> [The input]:
※

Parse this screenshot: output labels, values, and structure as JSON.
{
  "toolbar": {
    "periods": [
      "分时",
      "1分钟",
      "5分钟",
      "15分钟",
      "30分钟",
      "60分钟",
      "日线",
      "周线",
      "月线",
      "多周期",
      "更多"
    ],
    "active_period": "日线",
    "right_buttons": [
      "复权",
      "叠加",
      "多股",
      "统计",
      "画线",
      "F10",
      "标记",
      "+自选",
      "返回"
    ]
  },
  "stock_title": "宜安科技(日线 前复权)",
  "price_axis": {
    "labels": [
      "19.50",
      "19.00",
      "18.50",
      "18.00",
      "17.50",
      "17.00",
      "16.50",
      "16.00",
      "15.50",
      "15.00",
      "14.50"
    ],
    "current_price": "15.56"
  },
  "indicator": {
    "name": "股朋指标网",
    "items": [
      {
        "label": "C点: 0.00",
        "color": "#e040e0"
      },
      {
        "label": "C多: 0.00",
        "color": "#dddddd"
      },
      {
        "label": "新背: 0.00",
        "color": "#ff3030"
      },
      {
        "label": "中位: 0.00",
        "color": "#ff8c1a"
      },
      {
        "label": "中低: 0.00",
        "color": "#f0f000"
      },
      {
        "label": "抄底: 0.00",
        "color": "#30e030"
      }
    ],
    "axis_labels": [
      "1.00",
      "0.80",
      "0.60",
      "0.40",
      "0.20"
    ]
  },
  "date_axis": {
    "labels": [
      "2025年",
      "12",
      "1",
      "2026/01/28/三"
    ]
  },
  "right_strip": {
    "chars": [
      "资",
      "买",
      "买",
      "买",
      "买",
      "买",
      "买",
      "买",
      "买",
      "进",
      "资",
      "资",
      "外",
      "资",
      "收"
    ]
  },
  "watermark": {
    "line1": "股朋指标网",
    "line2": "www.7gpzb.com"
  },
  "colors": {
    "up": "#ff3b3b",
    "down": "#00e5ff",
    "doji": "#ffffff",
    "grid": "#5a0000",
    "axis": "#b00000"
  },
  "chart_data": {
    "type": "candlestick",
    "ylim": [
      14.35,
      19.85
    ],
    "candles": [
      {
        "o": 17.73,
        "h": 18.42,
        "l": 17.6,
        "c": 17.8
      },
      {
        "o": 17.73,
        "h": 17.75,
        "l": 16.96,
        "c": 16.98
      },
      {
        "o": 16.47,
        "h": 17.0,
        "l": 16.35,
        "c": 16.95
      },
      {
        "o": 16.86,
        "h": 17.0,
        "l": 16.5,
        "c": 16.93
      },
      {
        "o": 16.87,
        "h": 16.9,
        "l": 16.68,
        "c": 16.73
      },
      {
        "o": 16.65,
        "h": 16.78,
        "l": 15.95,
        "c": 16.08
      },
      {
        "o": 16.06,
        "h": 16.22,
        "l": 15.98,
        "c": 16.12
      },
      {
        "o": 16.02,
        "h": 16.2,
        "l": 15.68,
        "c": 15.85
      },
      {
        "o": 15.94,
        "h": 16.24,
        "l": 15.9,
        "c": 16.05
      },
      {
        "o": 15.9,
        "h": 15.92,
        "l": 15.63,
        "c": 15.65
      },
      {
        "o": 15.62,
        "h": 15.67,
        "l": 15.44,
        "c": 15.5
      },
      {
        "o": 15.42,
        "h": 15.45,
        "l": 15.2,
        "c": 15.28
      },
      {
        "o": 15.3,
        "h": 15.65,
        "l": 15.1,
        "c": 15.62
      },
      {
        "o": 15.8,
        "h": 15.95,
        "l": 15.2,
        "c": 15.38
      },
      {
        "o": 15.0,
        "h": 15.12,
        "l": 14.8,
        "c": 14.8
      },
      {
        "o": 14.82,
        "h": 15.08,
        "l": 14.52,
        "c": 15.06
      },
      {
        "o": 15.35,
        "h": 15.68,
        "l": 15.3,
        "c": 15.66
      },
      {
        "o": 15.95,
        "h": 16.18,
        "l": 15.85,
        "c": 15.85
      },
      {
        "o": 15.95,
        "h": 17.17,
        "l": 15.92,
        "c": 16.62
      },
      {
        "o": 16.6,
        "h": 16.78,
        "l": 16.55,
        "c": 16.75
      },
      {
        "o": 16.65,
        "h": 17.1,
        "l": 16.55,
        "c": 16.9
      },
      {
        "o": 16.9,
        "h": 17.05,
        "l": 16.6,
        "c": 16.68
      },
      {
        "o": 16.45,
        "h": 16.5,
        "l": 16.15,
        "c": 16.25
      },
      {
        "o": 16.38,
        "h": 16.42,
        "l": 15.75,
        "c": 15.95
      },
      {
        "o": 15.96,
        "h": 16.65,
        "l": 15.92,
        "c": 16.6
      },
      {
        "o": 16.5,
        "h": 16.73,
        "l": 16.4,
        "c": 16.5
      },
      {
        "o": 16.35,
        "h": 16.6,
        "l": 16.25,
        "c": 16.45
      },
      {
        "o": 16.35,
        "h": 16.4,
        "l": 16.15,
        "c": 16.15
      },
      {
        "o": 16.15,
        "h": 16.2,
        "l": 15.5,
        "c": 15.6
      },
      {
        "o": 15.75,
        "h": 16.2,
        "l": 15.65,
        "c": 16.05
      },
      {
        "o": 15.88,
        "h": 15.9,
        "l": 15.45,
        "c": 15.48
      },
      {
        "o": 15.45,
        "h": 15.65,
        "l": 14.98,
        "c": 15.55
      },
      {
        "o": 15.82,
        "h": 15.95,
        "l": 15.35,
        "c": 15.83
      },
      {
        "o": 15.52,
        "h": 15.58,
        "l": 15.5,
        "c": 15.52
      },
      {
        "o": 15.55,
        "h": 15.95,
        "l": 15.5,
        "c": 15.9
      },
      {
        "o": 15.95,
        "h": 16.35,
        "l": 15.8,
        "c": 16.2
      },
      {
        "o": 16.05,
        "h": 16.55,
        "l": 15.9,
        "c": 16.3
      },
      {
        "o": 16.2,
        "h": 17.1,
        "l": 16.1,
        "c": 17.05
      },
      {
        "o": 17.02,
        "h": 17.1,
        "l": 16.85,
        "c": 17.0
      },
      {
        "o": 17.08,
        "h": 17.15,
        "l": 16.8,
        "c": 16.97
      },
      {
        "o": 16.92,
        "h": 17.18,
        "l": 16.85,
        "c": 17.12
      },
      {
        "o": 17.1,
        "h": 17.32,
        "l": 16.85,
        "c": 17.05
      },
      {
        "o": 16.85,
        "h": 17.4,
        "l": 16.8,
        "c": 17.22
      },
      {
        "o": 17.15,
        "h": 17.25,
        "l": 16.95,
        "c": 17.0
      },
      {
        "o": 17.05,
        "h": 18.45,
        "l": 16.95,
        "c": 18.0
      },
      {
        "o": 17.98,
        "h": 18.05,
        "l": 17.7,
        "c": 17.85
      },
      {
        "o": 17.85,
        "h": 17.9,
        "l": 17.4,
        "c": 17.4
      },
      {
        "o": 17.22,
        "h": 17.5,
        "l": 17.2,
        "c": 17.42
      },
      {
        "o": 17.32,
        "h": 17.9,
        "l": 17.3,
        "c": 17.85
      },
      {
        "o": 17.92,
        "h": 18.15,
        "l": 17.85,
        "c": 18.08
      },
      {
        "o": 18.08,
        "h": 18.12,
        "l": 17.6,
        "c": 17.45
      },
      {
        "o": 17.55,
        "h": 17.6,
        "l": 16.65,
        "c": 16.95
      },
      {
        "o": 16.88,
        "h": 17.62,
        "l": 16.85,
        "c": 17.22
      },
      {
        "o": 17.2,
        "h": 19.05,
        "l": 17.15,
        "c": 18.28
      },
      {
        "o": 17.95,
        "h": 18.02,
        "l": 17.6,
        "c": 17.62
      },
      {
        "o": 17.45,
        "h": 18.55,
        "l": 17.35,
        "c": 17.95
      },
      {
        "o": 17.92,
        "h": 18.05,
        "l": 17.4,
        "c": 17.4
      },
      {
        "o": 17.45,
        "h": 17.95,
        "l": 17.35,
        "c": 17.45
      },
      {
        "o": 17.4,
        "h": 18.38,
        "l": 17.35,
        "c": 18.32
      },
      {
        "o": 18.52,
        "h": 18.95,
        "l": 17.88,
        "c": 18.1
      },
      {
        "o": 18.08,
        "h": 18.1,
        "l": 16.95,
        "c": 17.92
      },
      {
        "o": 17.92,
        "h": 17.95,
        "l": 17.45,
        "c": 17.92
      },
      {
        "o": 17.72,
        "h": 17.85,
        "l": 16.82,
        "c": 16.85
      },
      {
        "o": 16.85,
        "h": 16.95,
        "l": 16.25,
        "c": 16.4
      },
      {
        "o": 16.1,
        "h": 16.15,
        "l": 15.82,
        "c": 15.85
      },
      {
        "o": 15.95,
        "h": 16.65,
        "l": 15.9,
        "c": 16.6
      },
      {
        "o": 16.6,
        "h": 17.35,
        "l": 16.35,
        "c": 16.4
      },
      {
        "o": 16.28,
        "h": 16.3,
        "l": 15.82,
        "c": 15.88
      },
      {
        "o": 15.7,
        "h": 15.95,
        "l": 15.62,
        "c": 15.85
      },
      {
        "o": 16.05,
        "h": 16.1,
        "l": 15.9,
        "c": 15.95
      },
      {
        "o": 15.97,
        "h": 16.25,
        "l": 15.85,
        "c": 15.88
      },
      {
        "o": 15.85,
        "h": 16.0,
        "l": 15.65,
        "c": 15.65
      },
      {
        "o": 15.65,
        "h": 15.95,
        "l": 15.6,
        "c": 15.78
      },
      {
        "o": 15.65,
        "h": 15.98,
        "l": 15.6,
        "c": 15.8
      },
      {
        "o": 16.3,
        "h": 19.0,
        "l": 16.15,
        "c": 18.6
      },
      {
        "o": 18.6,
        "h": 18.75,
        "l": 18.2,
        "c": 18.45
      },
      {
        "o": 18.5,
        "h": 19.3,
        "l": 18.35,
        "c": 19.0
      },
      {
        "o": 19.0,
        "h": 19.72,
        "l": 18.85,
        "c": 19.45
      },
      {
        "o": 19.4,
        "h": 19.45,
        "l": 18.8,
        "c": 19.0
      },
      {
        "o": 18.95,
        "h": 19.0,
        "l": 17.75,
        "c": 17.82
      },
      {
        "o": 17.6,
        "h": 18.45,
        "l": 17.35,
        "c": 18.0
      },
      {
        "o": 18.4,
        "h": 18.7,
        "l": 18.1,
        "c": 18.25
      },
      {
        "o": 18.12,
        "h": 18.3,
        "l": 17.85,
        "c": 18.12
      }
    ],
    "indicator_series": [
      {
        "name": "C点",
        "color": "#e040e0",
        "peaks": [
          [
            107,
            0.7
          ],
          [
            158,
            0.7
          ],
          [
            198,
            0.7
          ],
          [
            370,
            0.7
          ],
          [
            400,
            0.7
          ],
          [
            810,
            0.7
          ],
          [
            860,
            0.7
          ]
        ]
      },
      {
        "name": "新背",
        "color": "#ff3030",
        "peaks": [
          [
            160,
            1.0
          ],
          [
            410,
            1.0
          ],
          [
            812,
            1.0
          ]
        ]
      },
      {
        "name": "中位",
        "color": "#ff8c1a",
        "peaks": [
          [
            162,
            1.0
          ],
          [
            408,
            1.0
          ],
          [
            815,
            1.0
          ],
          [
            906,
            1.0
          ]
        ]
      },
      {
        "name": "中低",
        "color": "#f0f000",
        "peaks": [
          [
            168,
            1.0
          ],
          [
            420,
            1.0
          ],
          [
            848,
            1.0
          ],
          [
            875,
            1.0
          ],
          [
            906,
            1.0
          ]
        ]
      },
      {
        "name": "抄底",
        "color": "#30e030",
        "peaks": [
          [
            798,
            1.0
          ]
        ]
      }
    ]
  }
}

※

> [Problem statement]:
From the records above, work out how many lines contain the string "name". Give only the number.

> [Result of the exercise]:
6